Objective: Gather all lines in the data that hold the string "taqdiriga".

-=-=-=-=-

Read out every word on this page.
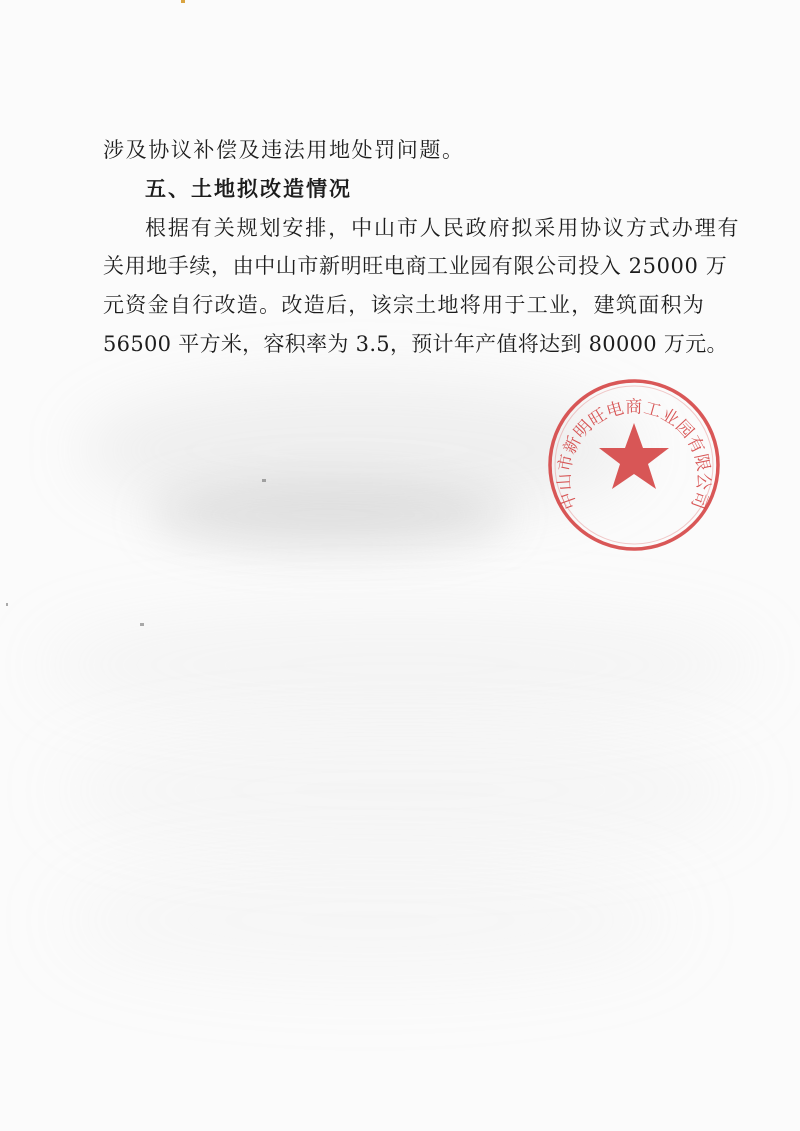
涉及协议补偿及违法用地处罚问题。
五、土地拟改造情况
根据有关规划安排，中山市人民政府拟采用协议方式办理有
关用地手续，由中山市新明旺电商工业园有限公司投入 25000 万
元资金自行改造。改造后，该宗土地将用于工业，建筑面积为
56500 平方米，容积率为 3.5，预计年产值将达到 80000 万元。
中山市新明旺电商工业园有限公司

-=-=-=-=-

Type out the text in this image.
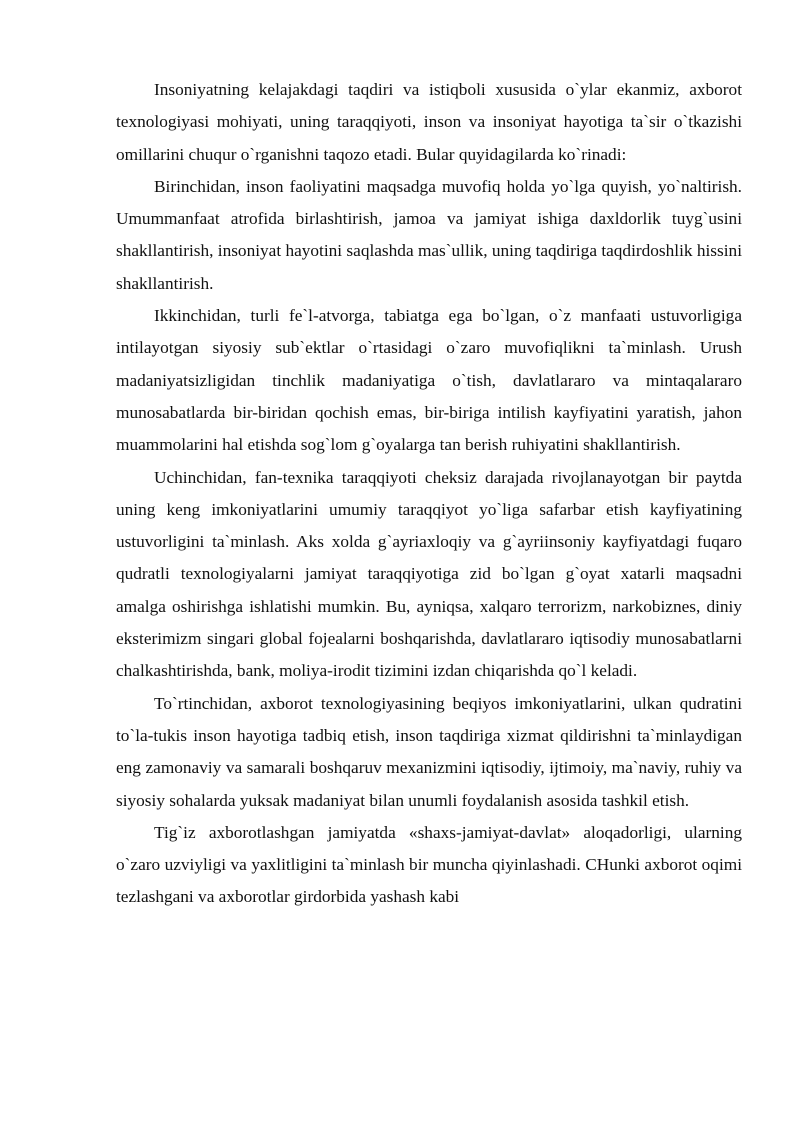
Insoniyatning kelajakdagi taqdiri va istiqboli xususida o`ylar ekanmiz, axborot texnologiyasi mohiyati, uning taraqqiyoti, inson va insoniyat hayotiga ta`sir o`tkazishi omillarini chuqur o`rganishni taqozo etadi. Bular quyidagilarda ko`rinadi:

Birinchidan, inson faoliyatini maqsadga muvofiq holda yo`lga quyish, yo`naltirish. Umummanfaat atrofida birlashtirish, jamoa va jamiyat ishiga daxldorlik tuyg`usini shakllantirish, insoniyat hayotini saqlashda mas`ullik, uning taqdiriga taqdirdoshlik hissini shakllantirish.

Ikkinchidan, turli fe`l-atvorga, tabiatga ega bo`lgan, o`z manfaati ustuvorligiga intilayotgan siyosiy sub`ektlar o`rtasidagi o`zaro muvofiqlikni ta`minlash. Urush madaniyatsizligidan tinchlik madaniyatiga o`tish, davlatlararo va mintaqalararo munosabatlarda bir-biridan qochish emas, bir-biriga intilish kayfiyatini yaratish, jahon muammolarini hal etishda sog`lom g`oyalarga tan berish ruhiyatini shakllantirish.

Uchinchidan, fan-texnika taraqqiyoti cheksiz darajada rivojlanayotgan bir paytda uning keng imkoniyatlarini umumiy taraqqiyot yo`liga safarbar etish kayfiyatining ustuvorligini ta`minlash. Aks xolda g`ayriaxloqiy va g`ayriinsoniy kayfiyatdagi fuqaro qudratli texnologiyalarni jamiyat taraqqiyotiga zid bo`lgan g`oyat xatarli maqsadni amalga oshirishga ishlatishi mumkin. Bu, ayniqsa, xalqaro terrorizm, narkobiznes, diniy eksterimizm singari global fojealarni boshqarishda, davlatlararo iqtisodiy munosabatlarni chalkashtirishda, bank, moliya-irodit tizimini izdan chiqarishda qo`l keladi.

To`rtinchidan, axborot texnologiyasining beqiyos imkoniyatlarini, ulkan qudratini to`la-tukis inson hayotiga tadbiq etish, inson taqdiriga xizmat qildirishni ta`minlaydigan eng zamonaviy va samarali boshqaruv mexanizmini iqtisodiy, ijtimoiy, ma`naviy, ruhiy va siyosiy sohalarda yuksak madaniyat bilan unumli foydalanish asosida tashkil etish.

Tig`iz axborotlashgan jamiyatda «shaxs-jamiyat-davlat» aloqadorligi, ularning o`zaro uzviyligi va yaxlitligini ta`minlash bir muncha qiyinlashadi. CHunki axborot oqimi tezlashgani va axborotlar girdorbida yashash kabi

-=-=-=-=-

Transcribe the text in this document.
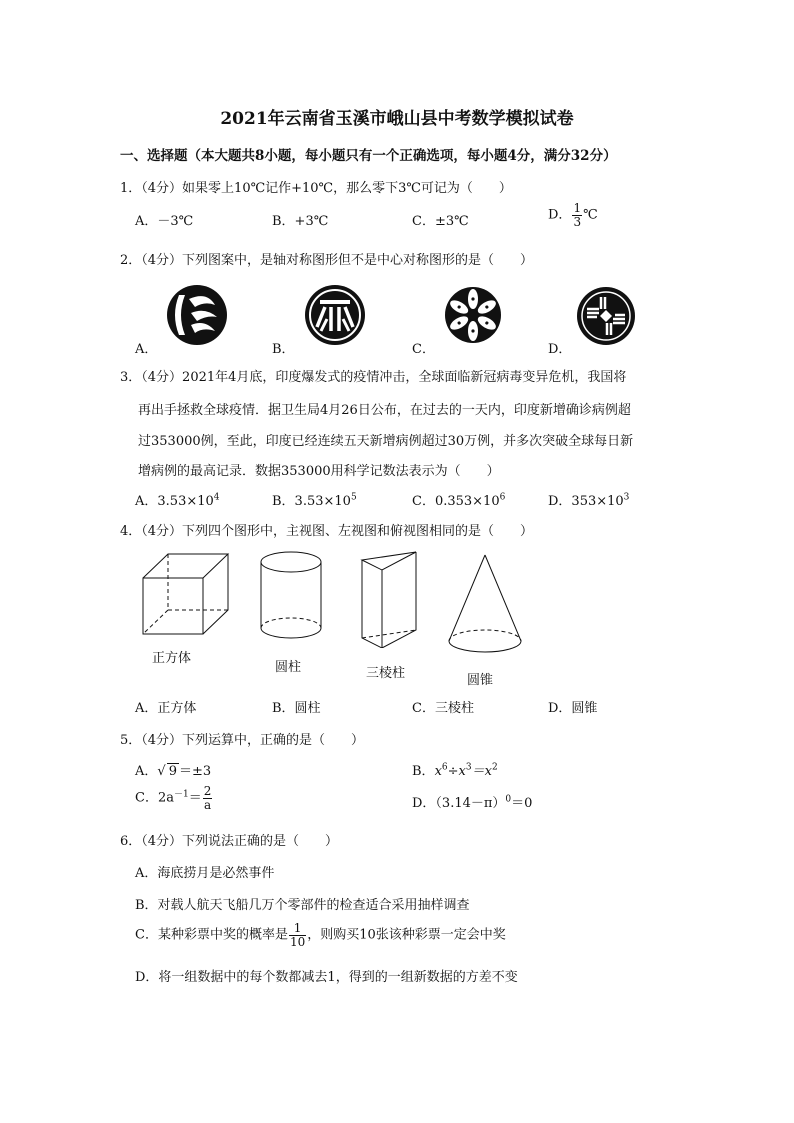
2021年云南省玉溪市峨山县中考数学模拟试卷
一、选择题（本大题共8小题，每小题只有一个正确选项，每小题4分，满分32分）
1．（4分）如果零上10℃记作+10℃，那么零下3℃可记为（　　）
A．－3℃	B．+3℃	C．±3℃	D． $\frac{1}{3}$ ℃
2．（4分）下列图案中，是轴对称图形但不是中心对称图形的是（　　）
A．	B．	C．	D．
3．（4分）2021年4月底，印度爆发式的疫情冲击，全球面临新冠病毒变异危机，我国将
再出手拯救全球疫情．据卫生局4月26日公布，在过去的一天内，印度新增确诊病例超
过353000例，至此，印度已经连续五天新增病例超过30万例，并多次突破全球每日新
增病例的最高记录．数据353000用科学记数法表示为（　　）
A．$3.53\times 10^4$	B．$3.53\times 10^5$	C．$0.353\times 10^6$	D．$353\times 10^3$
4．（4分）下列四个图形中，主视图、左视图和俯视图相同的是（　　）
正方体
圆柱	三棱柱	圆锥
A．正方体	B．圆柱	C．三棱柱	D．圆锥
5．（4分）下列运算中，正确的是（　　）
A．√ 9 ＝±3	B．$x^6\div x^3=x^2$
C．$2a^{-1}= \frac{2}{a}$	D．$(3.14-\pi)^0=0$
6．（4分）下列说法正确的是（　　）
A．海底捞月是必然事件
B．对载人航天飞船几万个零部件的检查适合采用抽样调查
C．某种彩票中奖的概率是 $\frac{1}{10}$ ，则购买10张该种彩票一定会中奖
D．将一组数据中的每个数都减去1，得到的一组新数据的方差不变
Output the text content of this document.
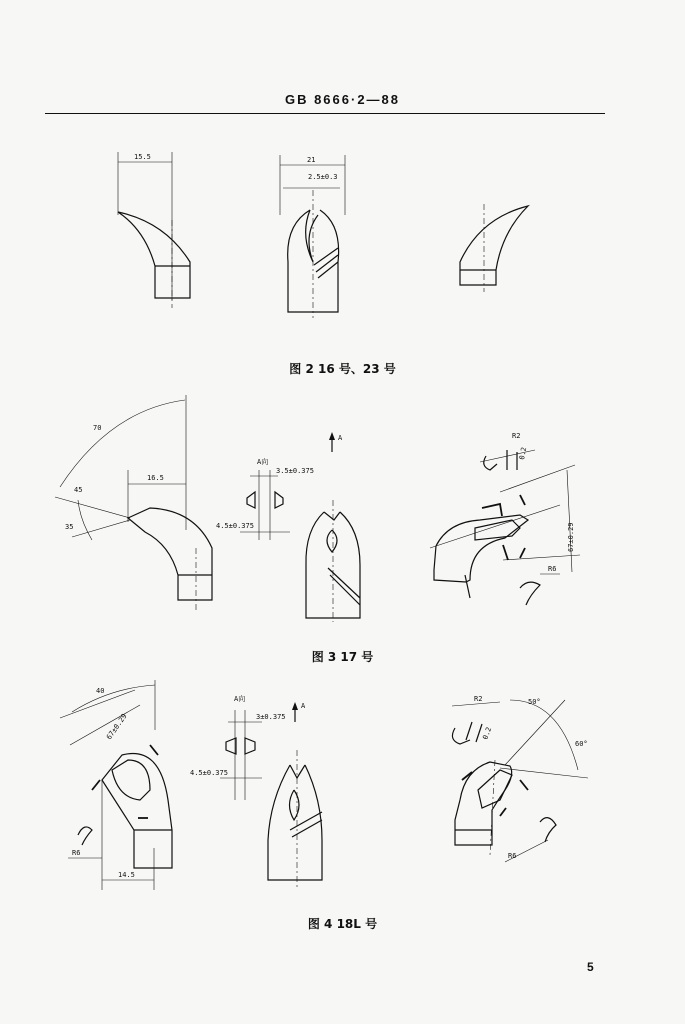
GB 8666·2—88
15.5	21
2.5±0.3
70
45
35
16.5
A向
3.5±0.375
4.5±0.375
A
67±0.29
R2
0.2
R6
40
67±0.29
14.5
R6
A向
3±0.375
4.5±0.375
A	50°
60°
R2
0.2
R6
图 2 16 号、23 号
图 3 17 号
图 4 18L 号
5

-=-=-=-=-

Full response:
Birinchidan, inson faoliyatini maqsadga muvofiq holda yo`lga quyish, yo`naltirish. Umummanfaat atrofida birlashtirish, jamoa va jamiyat ishiga daxldorlik tuyg`usini shakllantirish, insoniyat hayotini saqlashda mas`ullik, uning taqdiriga taqdirdoshlik hissini shakllantirish.
To`rtinchidan, axborot texnologiyasining beqiyos imkoniyatlarini, ulkan qudratini to`la-tukis inson hayotiga tadbiq etish, inson taqdiriga xizmat qildirishni ta`minlaydigan eng zamonaviy va samarali boshqaruv mexanizmini iqtisodiy, ijtimoiy, ma`naviy, ruhiy va siyosiy sohalarda yuksak madaniyat bilan unumli foydalanish asosida tashkil etish.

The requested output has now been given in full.